* start *
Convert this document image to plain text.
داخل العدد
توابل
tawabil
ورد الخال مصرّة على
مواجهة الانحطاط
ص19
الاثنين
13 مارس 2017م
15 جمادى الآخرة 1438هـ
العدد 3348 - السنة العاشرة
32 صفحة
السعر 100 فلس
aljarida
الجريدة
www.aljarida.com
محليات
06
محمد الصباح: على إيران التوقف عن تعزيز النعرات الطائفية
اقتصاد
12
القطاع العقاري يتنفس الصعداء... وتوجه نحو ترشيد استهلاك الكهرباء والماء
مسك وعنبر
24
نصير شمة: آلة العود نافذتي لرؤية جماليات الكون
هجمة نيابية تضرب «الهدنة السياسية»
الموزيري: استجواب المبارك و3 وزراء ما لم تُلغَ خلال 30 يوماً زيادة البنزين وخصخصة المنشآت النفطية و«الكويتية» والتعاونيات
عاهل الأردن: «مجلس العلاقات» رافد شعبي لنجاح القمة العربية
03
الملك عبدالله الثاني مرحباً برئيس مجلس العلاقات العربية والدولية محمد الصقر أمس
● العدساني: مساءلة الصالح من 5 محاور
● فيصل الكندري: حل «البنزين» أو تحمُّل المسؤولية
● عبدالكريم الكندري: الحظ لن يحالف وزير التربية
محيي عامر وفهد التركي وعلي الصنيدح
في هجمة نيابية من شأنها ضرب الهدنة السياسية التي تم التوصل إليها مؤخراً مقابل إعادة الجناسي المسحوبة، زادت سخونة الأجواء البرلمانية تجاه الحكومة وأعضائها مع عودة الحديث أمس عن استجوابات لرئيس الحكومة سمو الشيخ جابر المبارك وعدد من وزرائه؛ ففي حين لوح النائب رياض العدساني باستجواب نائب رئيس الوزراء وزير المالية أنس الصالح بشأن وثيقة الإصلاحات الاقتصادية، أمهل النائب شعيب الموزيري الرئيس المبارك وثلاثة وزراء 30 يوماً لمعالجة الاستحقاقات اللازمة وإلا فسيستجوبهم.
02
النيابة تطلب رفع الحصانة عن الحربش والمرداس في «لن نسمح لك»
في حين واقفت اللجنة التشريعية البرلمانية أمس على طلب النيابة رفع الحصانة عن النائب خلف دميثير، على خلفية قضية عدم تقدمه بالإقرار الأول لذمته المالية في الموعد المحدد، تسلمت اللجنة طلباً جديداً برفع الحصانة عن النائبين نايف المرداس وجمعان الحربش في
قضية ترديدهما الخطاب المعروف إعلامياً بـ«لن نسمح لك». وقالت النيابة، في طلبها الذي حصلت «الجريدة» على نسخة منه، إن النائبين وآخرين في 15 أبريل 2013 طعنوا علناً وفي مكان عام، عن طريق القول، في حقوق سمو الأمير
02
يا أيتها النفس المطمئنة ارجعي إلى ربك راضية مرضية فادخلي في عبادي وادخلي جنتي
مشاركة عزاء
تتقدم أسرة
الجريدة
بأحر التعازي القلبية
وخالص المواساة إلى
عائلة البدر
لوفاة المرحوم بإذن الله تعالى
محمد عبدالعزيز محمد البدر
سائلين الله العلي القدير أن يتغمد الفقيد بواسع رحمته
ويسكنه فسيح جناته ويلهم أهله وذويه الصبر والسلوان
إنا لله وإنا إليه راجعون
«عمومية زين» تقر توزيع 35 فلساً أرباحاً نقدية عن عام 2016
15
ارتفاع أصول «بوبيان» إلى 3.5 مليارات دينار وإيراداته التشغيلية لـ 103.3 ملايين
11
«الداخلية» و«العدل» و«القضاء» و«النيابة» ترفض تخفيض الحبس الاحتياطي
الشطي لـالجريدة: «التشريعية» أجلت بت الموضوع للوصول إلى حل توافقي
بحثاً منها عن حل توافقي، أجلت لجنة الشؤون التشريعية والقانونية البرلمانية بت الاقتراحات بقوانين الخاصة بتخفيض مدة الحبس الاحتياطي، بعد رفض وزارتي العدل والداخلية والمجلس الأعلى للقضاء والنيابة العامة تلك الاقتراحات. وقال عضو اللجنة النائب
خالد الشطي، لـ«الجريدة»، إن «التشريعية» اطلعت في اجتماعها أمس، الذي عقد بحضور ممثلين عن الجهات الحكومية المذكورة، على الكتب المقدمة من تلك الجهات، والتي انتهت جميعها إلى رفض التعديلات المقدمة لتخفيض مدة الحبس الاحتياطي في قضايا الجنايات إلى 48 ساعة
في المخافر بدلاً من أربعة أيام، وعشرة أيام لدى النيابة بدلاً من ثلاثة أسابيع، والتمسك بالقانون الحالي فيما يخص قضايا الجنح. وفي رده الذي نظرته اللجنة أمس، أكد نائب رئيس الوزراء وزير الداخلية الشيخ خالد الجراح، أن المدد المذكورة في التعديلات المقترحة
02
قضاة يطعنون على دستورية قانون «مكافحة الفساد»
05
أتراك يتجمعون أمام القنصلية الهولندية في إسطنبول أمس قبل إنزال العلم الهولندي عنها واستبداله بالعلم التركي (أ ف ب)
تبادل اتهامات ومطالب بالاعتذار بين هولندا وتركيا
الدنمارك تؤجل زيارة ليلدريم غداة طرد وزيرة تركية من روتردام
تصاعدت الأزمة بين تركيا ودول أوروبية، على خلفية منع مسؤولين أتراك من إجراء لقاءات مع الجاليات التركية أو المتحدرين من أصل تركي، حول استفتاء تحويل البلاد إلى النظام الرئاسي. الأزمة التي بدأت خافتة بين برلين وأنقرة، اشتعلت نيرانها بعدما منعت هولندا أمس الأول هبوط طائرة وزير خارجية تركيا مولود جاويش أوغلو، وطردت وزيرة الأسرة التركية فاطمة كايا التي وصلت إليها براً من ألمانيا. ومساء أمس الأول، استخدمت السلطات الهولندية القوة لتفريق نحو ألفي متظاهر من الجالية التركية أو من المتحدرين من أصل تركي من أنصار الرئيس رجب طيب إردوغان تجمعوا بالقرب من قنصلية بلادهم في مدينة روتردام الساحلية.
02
* end *
* start *
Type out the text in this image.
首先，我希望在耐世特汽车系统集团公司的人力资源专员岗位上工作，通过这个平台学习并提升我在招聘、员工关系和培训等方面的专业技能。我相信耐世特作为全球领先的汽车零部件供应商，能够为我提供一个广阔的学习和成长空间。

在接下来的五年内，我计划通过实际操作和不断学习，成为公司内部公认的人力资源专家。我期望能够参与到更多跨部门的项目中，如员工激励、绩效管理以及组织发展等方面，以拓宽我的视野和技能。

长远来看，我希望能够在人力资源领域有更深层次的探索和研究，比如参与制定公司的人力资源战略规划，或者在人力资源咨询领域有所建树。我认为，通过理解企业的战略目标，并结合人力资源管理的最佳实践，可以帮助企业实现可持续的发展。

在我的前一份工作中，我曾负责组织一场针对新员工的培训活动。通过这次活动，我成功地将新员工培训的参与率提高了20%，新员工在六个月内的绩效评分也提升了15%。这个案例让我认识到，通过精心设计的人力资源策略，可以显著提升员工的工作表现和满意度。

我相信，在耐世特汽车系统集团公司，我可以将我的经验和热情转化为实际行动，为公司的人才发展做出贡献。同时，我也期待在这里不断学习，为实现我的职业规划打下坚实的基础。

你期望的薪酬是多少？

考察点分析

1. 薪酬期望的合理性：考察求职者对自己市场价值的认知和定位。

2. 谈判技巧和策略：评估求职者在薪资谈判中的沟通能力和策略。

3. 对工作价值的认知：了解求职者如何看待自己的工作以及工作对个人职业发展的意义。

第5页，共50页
* end *
Exercise aim →
Go through the listing above and return every line where the word "الأول" occurs.

Answer in full →
في حين واقفت اللجنة التشريعية البرلمانية أمس على طلب النيابة رفع الحصانة عن النائب خلف دميثير، على خلفية قضية عدم تقدمه بالإقرار الأول لذمته المالية في الموعد المحدد، تسلمت اللجنة طلباً جديداً برفع الحصانة عن النائبين نايف المرداس وجمعان الحربش في
تصاعدت الأزمة بين تركيا ودول أوروبية، على خلفية منع مسؤولين أتراك من إجراء لقاءات مع الجاليات التركية أو المتحدرين من أصل تركي، حول استفتاء تحويل البلاد إلى النظام الرئاسي. الأزمة التي بدأت خافتة بين برلين وأنقرة، اشتعلت نيرانها بعدما منعت هولندا أمس الأول هبوط طائرة وزير خارجية تركيا مولود جاويش أوغلو، وطردت وزيرة الأسرة التركية فاطمة كايا التي وصلت إليها براً من ألمانيا. ومساء أمس الأول، استخدمت السلطات الهولندية القوة لتفريق نحو ألفي متظاهر من الجالية التركية أو من المتحدرين من أصل تركي من أنصار الرئيس رجب طيب إردوغان تجمعوا بالقرب من قنصلية بلادهم في مدينة روتردام الساحلية.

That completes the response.